_Texto citado:_
--
Adelino Gomes: Querem que fale assim, é? Ah! Senão caio... Isso era interessante. Era um acontecimento. Era uma notícia.

 

Conta-se aquela notícia, de um jornal local, normalmente nestas coisas diz-se que era num jornal local... Num jornal local, o estagiário foi mandado fazer o seu primeiro trabalho, e era um casamento de uma pessoa ilustre. E foi. O Chefe de Redacção disse: - olha, vais fazer o casamento do Dr. Laureano Santos. Vais ali, vê lá quem é que está, toma nota. Quero o ambiente, tudo isso, e tal... E daí a uma hora, ou duas horas, o homem chegou. o chefe da Redacção já estava a fechar o jornal.

 

- Então, notícia?

- Não há notícia!

- Então não há notícia porquê?

- Porque caiu o tecto e morreram todos!

Este não fez caminho no jornalismo não é...

 

Bom, aquilo que eu ia a dizer, olhando para as novas tecnologias, esse é o problema, como é que potenciamos. A questão da velocidade, por exemplo. Quando eu entrei no jornalismo, o nosso sonho era sermos os primeiros a dar a notícia. O bom jornalista era aquele que tinha um bom carnet de endereços, de telefones, o tipo que sabia: quem é que pode falar sobre isto? O Dr. não sei quantos... E depois era aquele que conseguia ser o primeiro. Nós chamamos a isso cachas. Somos os tipos que dão primeiro que os outros a informação.

 

Ora, agora de repente, parece que estamos a demonizar o ser o primeiro, porque na verdade é tudo tão rápido que já não há primeiro. Há um ruído de comunicação. Está tudo em primeiro lugar, com uma confusão enorme. Não há tempo de reflexão. O que o jornalismo ainda não conseguiu resolver foi: com esta velocidade extraordinária, como é que nós somos capazes de ao mesmo tempo descodificar a informação e reduzir aquilo, porque senão, a certa altura já não há jornalismo.
--
_Problema proposto:_
Transcreva do texto citado tudo o que vai desde "- Porque caiu" até "outros a informação.".

_Dados armazenados:_
--
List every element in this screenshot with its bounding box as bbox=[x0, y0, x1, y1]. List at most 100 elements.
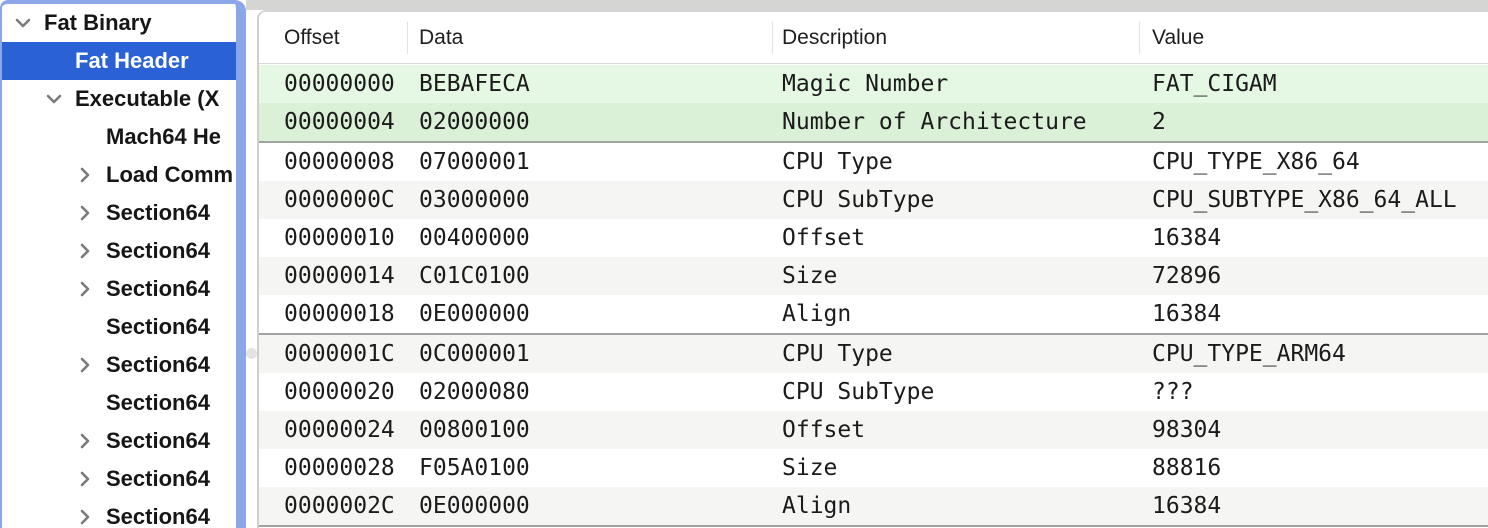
--
_Resposta correta:_
- Porque caiu o tecto e morreram todos!

Este não fez caminho no jornalismo não é...

 

Bom, aquilo que eu ia a dizer, olhando para as novas tecnologias, esse é o problema, como é que potenciamos. A questão da velocidade, por exemplo. Quando eu entrei no jornalismo, o nosso sonho era sermos os primeiros a dar a notícia. O bom jornalista era aquele que tinha um bom carnet de endereços, de telefones, o tipo que sabia: quem é que pode falar sobre isto? O Dr. não sei quantos... E depois era aquele que conseguia ser o primeiro. Nós chamamos a isso cachas. Somos os tipos que dão primeiro que os outros a informação.